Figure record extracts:
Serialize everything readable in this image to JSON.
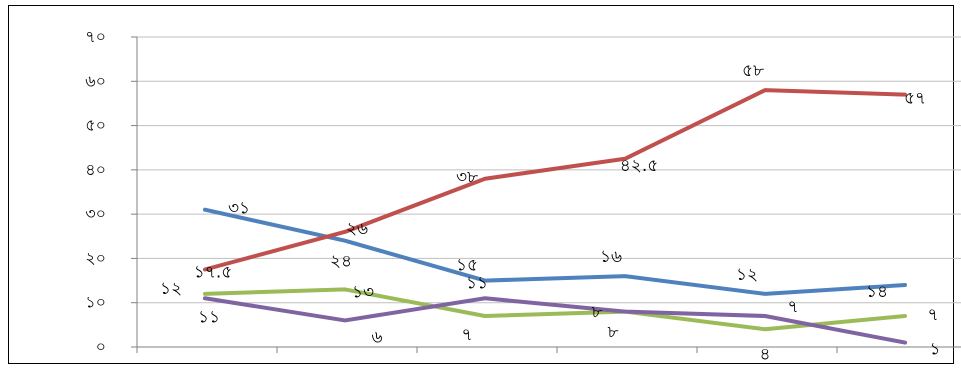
{
  "chart_data": {
    "type": "line",
    "ylim": [
      0,
      70
    ],
    "grid": true,
    "y_ticks": [
      "০",
      "১০",
      "২০",
      "৩০",
      "৪০",
      "৫০",
      "৬০",
      "৭০"
    ],
    "categories": [
      "",
      "",
      "",
      "",
      "",
      ""
    ],
    "series": [
      {
        "color": "#4f81bd",
        "values": [
          31,
          24,
          15,
          16,
          12,
          14
        ],
        "labels": [
          "৩১",
          "২৪",
          "১৫",
          "১৬",
          "১২",
          "১৪"
        ]
      },
      {
        "color": "#c0504d",
        "values": [
          17.5,
          26,
          38,
          42.5,
          58,
          57
        ],
        "labels": [
          "১৭.৫",
          "২৬",
          "৩৮",
          "৪২.৫",
          "৫৮",
          "৫৭"
        ]
      },
      {
        "color": "#9bbb59",
        "values": [
          12,
          13,
          7,
          8,
          4,
          7
        ],
        "labels": [
          "১২",
          "১৩",
          "৭",
          "৮",
          "৪",
          "৭"
        ]
      },
      {
        "color": "#8064a2",
        "values": [
          11,
          6,
          11,
          8,
          7,
          1
        ],
        "labels": [
          "১১",
          "৬",
          "১১",
          "৮",
          "৭",
          "১"
        ]
      }
    ]
  }
}
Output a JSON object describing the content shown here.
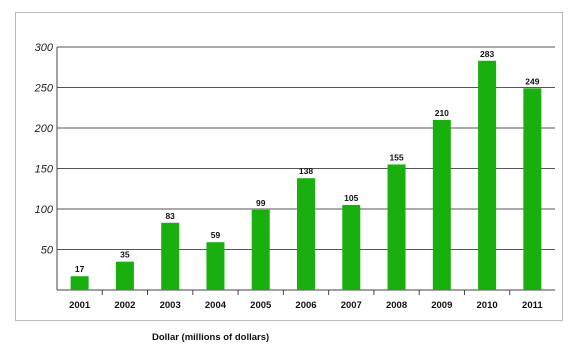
{
  "chart_data": {
    "type": "bar",
    "categories": [
      "2001",
      "2002",
      "2003",
      "2004",
      "2005",
      "2006",
      "2007",
      "2008",
      "2009",
      "2010",
      "2011"
    ],
    "values": [
      17,
      35,
      83,
      59,
      99,
      138,
      105,
      155,
      210,
      283,
      249
    ],
    "data_labels": [
      "17",
      "35",
      "83",
      "59",
      "99",
      "138",
      "105",
      "155",
      "210",
      "283",
      "249"
    ],
    "title": "",
    "xlabel": "Dollar (millions of dollars)",
    "ylabel": "",
    "ylim": [
      0,
      300
    ],
    "yticks": [
      50,
      100,
      150,
      200,
      250,
      300
    ],
    "ytick_labels": [
      "50",
      "100",
      "150",
      "200",
      "250",
      "300"
    ],
    "grid": true,
    "legend": "none",
    "bar_color": "#19b00f",
    "grid_color": "#555555"
  }
}
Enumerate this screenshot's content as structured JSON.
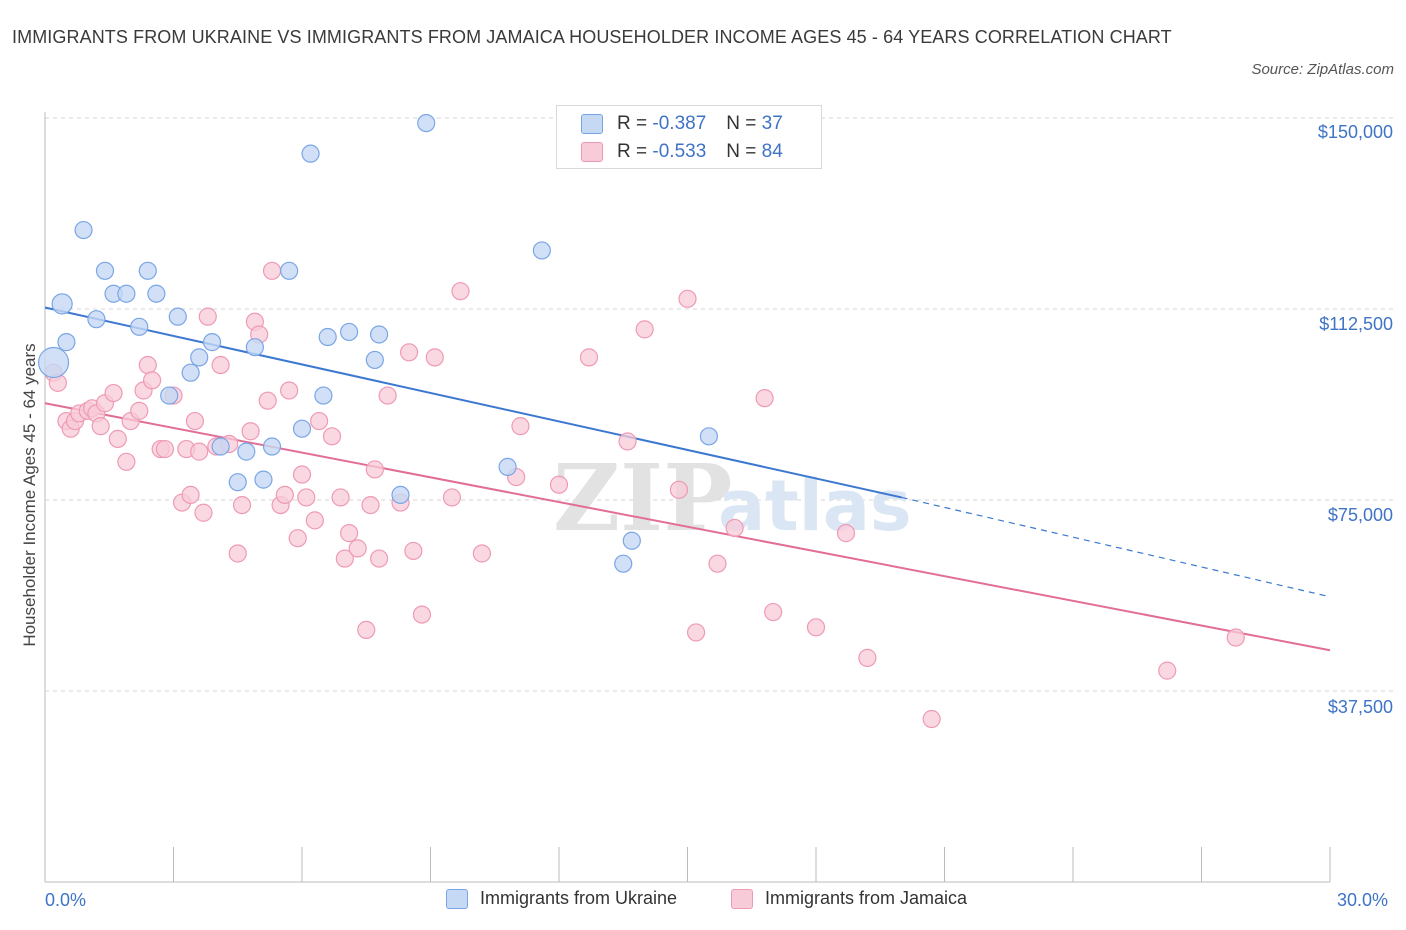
{
  "title": "IMMIGRANTS FROM UKRAINE VS IMMIGRANTS FROM JAMAICA HOUSEHOLDER INCOME AGES 45 - 64 YEARS CORRELATION CHART",
  "source": "Source: ZipAtlas.com",
  "watermark": {
    "zip": "ZIP",
    "atlas": "atlas"
  },
  "colors": {
    "ukraine_fill": "#c5d8f4",
    "ukraine_stroke": "#7aa6e6",
    "ukraine_line": "#3c78d0",
    "jamaica_fill": "#f8cbd8",
    "jamaica_stroke": "#ef9ab4",
    "jamaica_line": "#e26d97",
    "axis_text": "#3f73c6",
    "grid": "#d6d6d6"
  },
  "legend": {
    "r_label": "R =",
    "n_label": "N =",
    "ukraine": {
      "r": "-0.387",
      "n": "37"
    },
    "jamaica": {
      "r": "-0.533",
      "n": "84"
    }
  },
  "chart_data": {
    "type": "scatter",
    "title": "IMMIGRANTS FROM UKRAINE VS IMMIGRANTS FROM JAMAICA HOUSEHOLDER INCOME AGES 45 - 64 YEARS CORRELATION CHART",
    "xlabel": "",
    "ylabel": "Householder Income Ages 45 - 64 years",
    "xlim": [
      0,
      30
    ],
    "ylim": [
      0,
      150000
    ],
    "x_tick_labels": [
      "0.0%",
      "30.0%"
    ],
    "y_ticks": [
      37500,
      75000,
      112500,
      150000
    ],
    "y_tick_labels": [
      "$37,500",
      "$75,000",
      "$112,500",
      "$150,000"
    ],
    "grid": true,
    "series": [
      {
        "name": "Immigrants from Ukraine",
        "points": [
          [
            0.2,
            102000
          ],
          [
            0.4,
            113500
          ],
          [
            0.5,
            106000
          ],
          [
            0.9,
            128000
          ],
          [
            1.2,
            110500
          ],
          [
            1.4,
            120000
          ],
          [
            1.6,
            115500
          ],
          [
            1.9,
            115500
          ],
          [
            2.2,
            109000
          ],
          [
            2.4,
            120000
          ],
          [
            2.6,
            115500
          ],
          [
            2.9,
            95500
          ],
          [
            3.1,
            111000
          ],
          [
            3.4,
            100000
          ],
          [
            3.6,
            103000
          ],
          [
            3.9,
            106000
          ],
          [
            4.1,
            85500
          ],
          [
            4.5,
            78500
          ],
          [
            4.7,
            84500
          ],
          [
            4.9,
            105000
          ],
          [
            5.1,
            79000
          ],
          [
            5.3,
            85500
          ],
          [
            5.7,
            120000
          ],
          [
            6.0,
            89000
          ],
          [
            6.2,
            143000
          ],
          [
            6.5,
            95500
          ],
          [
            6.6,
            107000
          ],
          [
            7.1,
            108000
          ],
          [
            7.7,
            102500
          ],
          [
            7.8,
            107500
          ],
          [
            8.3,
            76000
          ],
          [
            8.9,
            149000
          ],
          [
            10.8,
            81500
          ],
          [
            11.6,
            124000
          ],
          [
            13.5,
            62500
          ],
          [
            13.7,
            67000
          ],
          [
            15.5,
            87500
          ]
        ],
        "trend": {
          "x": [
            0,
            20.0
          ],
          "y": [
            112800,
            75500
          ],
          "dashed_to": [
            30,
            56000
          ]
        }
      },
      {
        "name": "Immigrants from Jamaica",
        "points": [
          [
            0.2,
            100000
          ],
          [
            0.3,
            98000
          ],
          [
            0.5,
            90500
          ],
          [
            0.6,
            89000
          ],
          [
            0.7,
            90500
          ],
          [
            0.8,
            92000
          ],
          [
            1.0,
            92500
          ],
          [
            1.1,
            93000
          ],
          [
            1.2,
            92000
          ],
          [
            1.3,
            89500
          ],
          [
            1.4,
            94000
          ],
          [
            1.6,
            96000
          ],
          [
            1.7,
            87000
          ],
          [
            1.9,
            82500
          ],
          [
            2.0,
            90500
          ],
          [
            2.2,
            92500
          ],
          [
            2.3,
            96500
          ],
          [
            2.4,
            101500
          ],
          [
            2.5,
            98500
          ],
          [
            2.7,
            85000
          ],
          [
            2.8,
            85000
          ],
          [
            3.0,
            95500
          ],
          [
            3.2,
            74500
          ],
          [
            3.3,
            85000
          ],
          [
            3.4,
            76000
          ],
          [
            3.5,
            90500
          ],
          [
            3.6,
            84500
          ],
          [
            3.7,
            72500
          ],
          [
            3.8,
            111000
          ],
          [
            4.0,
            85500
          ],
          [
            4.1,
            101500
          ],
          [
            4.3,
            86000
          ],
          [
            4.5,
            64500
          ],
          [
            4.6,
            74000
          ],
          [
            4.8,
            88500
          ],
          [
            4.9,
            110000
          ],
          [
            5.0,
            107500
          ],
          [
            5.2,
            94500
          ],
          [
            5.3,
            120000
          ],
          [
            5.5,
            74000
          ],
          [
            5.6,
            76000
          ],
          [
            5.7,
            96500
          ],
          [
            5.9,
            67500
          ],
          [
            6.0,
            80000
          ],
          [
            6.1,
            75500
          ],
          [
            6.3,
            71000
          ],
          [
            6.4,
            90500
          ],
          [
            6.7,
            87500
          ],
          [
            6.9,
            75500
          ],
          [
            7.0,
            63500
          ],
          [
            7.1,
            68500
          ],
          [
            7.3,
            65500
          ],
          [
            7.5,
            49500
          ],
          [
            7.6,
            74000
          ],
          [
            7.7,
            81000
          ],
          [
            7.8,
            63500
          ],
          [
            8.0,
            95500
          ],
          [
            8.3,
            74500
          ],
          [
            8.5,
            104000
          ],
          [
            8.6,
            65000
          ],
          [
            8.8,
            52500
          ],
          [
            9.1,
            103000
          ],
          [
            9.5,
            75500
          ],
          [
            9.7,
            116000
          ],
          [
            10.2,
            64500
          ],
          [
            11.0,
            79500
          ],
          [
            11.1,
            89500
          ],
          [
            12.0,
            78000
          ],
          [
            12.7,
            103000
          ],
          [
            13.6,
            86500
          ],
          [
            14.0,
            108500
          ],
          [
            14.8,
            77000
          ],
          [
            15.0,
            114500
          ],
          [
            15.2,
            49000
          ],
          [
            15.7,
            62500
          ],
          [
            16.1,
            69500
          ],
          [
            16.8,
            95000
          ],
          [
            17.0,
            53000
          ],
          [
            18.0,
            50000
          ],
          [
            18.7,
            68500
          ],
          [
            19.2,
            44000
          ],
          [
            20.7,
            32000
          ],
          [
            26.2,
            41500
          ],
          [
            27.8,
            48000
          ]
        ],
        "trend": {
          "x": [
            0,
            30
          ],
          "y": [
            94000,
            45500
          ]
        }
      }
    ]
  },
  "bottom_legend": {
    "ukraine": "Immigrants from Ukraine",
    "jamaica": "Immigrants from Jamaica"
  }
}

Problem statement> Above are entries; state the number of lines among them that contain "JSON", and nothing else.

Result of this exercise> 3